[BEGIN]

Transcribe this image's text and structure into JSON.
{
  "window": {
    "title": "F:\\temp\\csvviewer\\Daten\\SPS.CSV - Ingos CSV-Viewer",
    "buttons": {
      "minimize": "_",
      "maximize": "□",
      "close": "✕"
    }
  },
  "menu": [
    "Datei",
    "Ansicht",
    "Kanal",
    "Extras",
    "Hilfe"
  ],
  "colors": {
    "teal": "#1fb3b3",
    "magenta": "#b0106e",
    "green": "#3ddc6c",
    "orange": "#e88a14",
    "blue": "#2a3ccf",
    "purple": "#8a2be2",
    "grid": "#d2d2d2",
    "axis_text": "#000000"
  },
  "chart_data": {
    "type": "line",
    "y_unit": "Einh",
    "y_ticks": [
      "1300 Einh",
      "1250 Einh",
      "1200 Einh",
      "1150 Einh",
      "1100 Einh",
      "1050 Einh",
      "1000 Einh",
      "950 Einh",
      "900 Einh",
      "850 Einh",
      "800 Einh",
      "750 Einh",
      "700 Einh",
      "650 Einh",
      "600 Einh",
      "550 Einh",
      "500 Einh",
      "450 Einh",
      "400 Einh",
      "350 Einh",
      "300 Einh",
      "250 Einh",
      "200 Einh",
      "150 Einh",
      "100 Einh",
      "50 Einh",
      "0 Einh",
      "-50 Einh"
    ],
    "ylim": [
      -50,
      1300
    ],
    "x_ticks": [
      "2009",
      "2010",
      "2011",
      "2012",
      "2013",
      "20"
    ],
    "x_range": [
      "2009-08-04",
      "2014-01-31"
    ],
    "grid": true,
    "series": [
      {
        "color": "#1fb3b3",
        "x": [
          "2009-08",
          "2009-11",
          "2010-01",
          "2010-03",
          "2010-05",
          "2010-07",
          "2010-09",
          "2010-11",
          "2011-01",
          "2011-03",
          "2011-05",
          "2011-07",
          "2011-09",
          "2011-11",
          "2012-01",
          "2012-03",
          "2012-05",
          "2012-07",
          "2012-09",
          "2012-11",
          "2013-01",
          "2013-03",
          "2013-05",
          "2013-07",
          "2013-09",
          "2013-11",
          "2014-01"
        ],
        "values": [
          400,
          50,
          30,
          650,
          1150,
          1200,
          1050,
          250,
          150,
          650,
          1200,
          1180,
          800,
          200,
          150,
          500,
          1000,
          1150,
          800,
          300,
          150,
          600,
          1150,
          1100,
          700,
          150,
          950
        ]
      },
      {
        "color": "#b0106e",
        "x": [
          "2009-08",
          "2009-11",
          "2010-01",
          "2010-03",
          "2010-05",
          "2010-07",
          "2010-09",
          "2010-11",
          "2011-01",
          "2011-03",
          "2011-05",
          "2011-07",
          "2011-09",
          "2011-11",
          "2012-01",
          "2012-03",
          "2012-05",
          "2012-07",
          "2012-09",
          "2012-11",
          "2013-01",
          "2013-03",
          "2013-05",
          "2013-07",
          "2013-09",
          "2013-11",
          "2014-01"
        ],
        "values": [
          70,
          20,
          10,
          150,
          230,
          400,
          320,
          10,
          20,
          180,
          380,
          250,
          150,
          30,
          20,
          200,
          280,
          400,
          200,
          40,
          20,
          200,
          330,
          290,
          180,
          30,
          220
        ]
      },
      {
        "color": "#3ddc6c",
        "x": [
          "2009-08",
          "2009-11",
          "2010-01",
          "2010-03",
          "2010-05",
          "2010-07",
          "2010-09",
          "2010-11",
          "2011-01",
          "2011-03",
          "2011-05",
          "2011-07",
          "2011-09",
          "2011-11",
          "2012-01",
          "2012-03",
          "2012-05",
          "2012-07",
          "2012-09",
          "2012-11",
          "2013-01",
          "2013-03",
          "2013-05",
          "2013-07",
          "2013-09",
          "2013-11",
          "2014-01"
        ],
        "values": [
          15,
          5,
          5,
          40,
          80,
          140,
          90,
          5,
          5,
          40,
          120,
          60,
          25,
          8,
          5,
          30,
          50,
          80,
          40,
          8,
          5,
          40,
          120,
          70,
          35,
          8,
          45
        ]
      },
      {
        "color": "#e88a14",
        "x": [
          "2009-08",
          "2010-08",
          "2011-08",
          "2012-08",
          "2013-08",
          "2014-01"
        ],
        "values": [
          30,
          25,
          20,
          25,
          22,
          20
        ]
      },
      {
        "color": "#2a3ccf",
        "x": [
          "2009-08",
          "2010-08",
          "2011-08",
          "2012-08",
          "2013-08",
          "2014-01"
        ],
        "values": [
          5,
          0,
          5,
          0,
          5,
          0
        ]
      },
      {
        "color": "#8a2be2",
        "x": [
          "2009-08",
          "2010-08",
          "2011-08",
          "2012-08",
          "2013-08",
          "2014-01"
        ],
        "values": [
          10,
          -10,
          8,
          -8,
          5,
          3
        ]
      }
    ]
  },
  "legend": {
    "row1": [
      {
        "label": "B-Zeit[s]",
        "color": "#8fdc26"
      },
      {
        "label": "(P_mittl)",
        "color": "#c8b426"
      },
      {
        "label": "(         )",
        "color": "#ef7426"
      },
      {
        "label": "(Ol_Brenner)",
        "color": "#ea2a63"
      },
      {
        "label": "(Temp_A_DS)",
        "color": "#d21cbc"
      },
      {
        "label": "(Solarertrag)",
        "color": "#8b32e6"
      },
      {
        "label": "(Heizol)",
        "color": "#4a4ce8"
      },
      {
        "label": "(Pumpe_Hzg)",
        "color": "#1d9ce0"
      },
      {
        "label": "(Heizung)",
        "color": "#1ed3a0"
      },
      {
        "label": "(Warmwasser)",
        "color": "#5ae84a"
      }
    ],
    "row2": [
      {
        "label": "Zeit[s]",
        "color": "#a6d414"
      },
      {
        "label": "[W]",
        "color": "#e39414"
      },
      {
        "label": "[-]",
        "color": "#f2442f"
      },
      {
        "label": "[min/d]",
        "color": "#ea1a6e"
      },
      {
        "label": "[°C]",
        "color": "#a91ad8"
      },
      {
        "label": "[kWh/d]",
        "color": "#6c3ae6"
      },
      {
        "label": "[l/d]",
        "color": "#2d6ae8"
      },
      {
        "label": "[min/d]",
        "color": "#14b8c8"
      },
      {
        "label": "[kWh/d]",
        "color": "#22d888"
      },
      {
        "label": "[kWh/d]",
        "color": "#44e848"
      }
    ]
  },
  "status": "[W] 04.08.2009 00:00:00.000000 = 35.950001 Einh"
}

[END]
[BEGIN]

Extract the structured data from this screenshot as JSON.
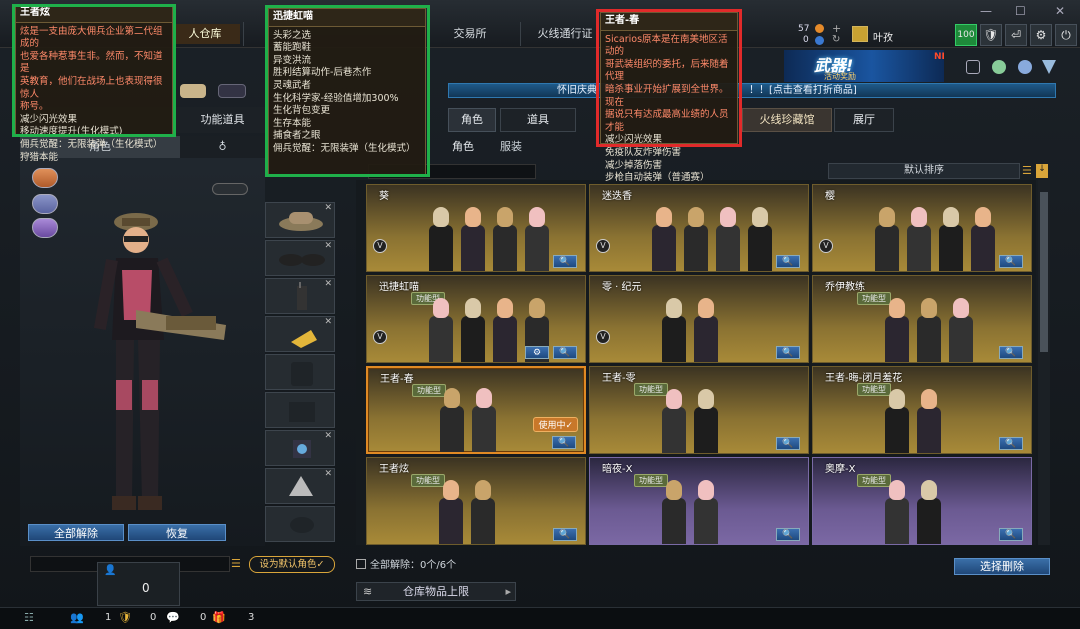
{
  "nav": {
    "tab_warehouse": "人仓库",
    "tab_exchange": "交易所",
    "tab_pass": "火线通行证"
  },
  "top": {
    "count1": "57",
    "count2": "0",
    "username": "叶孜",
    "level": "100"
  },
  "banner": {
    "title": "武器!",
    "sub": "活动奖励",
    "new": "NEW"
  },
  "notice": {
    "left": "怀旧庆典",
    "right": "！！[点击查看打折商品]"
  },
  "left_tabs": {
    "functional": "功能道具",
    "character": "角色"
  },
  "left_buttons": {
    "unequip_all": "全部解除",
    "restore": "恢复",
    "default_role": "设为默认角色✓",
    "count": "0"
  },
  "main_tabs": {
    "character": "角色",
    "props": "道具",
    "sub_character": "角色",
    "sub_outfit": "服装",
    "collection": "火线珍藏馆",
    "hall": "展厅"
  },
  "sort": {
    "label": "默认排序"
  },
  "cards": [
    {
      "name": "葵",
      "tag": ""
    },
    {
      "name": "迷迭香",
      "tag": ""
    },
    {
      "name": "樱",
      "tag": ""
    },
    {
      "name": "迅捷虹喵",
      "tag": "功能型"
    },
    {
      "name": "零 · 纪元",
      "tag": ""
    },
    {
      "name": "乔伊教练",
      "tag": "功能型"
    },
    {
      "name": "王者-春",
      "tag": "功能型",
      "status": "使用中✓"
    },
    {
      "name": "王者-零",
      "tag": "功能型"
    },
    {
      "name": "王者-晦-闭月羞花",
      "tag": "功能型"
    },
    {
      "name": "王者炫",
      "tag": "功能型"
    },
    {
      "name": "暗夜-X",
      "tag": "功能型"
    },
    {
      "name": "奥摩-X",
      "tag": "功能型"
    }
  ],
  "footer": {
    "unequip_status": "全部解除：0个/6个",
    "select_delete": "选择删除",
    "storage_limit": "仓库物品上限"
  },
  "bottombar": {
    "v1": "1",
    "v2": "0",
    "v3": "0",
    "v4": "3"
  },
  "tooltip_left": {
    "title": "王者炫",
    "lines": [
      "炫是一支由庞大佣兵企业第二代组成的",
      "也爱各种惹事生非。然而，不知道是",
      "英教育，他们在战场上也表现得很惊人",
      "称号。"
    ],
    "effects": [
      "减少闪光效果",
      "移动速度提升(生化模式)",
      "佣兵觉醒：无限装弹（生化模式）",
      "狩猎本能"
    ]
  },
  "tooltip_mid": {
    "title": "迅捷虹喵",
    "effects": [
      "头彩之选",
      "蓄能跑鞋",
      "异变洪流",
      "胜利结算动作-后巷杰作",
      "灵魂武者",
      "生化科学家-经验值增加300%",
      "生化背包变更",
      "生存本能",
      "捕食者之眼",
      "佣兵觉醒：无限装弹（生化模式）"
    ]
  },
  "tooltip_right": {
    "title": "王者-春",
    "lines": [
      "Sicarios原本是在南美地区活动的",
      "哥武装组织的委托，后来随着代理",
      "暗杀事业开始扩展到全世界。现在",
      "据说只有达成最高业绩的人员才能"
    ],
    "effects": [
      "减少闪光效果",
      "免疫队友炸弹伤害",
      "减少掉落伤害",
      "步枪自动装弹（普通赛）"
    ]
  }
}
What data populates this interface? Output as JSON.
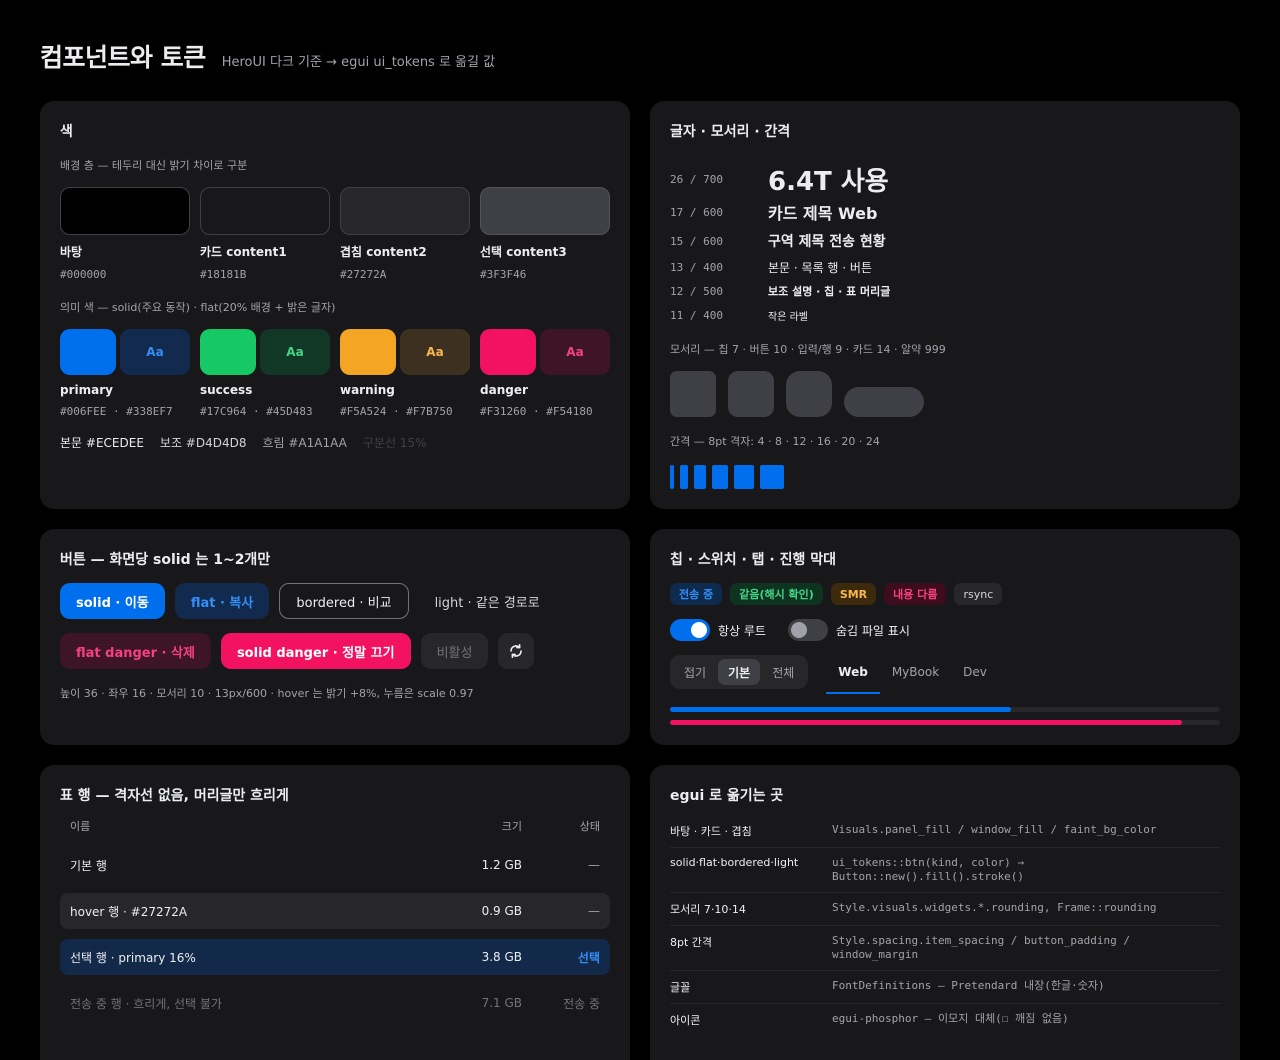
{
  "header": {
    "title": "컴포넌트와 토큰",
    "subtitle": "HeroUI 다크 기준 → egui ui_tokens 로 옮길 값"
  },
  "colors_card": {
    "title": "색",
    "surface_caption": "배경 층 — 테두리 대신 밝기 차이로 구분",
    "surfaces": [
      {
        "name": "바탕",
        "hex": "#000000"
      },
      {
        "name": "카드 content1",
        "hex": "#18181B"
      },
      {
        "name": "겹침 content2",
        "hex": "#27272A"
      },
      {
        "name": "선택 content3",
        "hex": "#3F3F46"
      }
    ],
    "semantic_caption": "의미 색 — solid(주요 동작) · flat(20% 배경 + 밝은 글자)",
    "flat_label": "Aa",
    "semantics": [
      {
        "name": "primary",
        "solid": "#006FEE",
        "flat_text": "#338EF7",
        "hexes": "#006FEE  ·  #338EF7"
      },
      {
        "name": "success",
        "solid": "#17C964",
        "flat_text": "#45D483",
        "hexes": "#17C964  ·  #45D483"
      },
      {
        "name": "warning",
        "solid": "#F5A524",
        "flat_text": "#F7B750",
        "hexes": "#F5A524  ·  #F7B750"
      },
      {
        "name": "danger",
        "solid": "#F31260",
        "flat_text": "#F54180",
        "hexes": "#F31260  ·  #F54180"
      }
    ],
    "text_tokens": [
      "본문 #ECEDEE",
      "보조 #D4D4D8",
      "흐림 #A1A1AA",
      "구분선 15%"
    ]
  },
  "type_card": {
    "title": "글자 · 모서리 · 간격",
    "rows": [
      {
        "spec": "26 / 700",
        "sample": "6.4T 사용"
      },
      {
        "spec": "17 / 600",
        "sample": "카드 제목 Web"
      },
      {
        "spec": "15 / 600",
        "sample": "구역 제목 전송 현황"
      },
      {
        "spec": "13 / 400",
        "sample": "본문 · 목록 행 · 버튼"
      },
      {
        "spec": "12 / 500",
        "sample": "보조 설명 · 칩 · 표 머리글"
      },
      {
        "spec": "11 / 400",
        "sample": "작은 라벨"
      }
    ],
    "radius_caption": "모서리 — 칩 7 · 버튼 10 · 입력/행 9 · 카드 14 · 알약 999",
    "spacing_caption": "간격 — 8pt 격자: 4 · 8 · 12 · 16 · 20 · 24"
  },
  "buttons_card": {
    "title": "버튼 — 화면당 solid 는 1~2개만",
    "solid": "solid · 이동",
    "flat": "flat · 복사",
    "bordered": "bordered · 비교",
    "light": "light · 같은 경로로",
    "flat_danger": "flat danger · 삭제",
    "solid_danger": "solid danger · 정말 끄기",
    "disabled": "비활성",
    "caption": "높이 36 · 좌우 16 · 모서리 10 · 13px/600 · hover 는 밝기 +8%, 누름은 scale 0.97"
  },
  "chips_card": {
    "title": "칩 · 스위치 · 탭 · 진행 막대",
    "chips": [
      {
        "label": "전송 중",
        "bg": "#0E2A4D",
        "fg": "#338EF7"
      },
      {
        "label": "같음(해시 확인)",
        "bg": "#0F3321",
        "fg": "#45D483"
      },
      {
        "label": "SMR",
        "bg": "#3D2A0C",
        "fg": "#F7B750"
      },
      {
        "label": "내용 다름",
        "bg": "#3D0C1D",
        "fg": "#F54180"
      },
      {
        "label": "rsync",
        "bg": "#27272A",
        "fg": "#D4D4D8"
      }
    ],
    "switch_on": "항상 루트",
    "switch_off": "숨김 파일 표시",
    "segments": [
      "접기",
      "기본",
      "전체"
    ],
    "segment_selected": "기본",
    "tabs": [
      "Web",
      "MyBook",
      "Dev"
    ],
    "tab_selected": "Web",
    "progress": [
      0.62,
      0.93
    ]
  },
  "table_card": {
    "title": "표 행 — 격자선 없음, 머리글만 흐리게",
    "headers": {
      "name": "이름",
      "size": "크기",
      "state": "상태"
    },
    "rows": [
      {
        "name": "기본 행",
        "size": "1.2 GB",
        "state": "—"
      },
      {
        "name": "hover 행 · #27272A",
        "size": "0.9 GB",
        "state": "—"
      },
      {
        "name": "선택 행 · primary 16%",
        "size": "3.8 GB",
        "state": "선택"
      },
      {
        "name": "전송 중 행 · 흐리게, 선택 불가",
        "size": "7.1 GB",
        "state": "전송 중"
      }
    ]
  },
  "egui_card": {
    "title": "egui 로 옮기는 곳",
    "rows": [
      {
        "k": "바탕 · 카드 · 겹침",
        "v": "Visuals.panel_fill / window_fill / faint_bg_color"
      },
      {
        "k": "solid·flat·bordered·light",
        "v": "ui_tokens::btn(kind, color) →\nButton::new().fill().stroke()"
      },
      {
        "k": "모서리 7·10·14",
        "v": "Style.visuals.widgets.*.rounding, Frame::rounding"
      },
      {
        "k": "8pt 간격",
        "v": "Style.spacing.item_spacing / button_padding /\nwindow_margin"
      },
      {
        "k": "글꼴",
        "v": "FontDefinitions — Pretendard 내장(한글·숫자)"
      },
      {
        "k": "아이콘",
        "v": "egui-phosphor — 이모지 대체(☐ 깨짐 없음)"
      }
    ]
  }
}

[END]

**GIVEN REQUEST:** The answer is one number: how many lines of the material above contain "state".

**EXERCISE ANSWER:** 5